» **Job**
Without the images, print all the entries below exactly as given.

Stored entries:
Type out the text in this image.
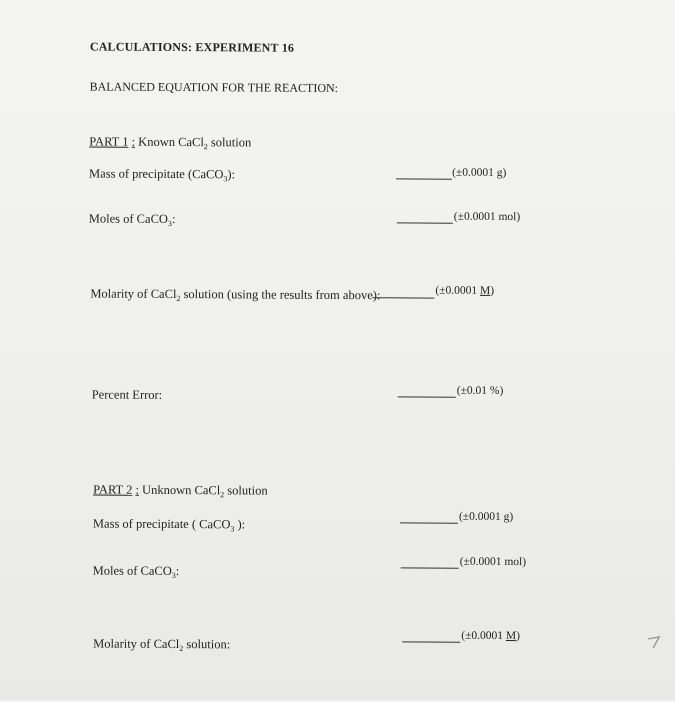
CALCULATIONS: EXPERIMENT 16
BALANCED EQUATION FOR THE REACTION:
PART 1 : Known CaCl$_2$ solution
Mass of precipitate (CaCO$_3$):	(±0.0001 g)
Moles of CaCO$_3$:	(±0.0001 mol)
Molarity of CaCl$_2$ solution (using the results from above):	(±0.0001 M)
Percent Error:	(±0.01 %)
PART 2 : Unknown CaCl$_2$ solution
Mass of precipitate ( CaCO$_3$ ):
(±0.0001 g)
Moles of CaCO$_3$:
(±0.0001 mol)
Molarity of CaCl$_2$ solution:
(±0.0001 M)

» **Task response**
Type out the text in this image.
CALCULATIONS: EXPERIMENT 16
BALANCED EQUATION FOR THE REACTION:
PART 1 : Known CaCl$_2$ solution
Mass of precipitate (CaCO$_3$):	(±0.0001 g)
Moles of CaCO$_3$:	(±0.0001 mol)
Molarity of CaCl$_2$ solution (using the results from above):	(±0.0001 M)
Percent Error:	(±0.01 %)
PART 2 : Unknown CaCl$_2$ solution
Mass of precipitate ( CaCO$_3$ ):
(±0.0001 g)
Moles of CaCO$_3$:
(±0.0001 mol)
Molarity of CaCl$_2$ solution:
(±0.0001 M)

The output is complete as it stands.